_EXERCISE BRIEF_: Look through the data below. Show each line where the string "TapeWare" occurs.

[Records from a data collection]
★ ★ ★ ★

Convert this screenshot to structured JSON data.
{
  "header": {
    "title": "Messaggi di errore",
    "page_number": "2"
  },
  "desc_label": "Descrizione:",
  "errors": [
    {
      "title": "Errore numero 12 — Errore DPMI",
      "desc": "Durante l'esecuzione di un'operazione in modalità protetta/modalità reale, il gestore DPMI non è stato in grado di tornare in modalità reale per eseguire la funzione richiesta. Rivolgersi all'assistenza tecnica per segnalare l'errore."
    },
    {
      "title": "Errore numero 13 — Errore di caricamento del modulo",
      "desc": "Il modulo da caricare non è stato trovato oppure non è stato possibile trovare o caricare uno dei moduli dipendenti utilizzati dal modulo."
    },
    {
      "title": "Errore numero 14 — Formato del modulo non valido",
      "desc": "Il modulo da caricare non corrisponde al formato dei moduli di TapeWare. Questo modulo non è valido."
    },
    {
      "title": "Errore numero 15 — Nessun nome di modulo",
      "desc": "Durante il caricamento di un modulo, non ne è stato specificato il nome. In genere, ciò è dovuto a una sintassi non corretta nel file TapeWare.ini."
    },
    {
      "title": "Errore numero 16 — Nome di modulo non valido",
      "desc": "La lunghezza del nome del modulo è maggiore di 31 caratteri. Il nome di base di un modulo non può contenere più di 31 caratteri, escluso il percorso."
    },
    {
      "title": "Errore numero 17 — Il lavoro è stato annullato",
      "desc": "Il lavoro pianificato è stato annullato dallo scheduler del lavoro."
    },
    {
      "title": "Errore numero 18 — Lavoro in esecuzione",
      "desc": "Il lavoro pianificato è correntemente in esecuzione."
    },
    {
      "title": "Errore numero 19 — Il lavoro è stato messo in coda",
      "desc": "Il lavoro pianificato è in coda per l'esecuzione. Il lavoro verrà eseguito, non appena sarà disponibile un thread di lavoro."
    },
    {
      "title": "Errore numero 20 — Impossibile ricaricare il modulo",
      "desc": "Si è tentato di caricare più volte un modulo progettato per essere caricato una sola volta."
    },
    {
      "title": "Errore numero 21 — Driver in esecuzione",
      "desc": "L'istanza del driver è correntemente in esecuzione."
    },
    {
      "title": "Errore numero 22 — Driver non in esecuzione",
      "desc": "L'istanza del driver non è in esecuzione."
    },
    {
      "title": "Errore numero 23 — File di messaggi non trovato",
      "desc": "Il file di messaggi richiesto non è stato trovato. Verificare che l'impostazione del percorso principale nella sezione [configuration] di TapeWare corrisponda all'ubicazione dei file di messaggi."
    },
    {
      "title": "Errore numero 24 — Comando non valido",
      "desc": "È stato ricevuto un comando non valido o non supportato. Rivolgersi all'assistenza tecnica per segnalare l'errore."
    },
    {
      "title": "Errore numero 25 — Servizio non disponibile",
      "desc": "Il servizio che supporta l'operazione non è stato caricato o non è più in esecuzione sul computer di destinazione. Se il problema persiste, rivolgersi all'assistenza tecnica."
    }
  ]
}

★ ★ ★ ★

_RESULT OF THE EXERCISE_:
      "desc": "Il modulo da caricare non corrisponde al formato dei moduli di TapeWare. Questo modulo non è valido."
      "desc": "Durante il caricamento di un modulo, non ne è stato specificato il nome. In genere, ciò è dovuto a una sintassi non corretta nel file TapeWare.ini."
      "desc": "Il file di messaggi richiesto non è stato trovato. Verificare che l'impostazione del percorso principale nella sezione [configuration] di TapeWare corrisponda all'ubicazione dei file di messaggi."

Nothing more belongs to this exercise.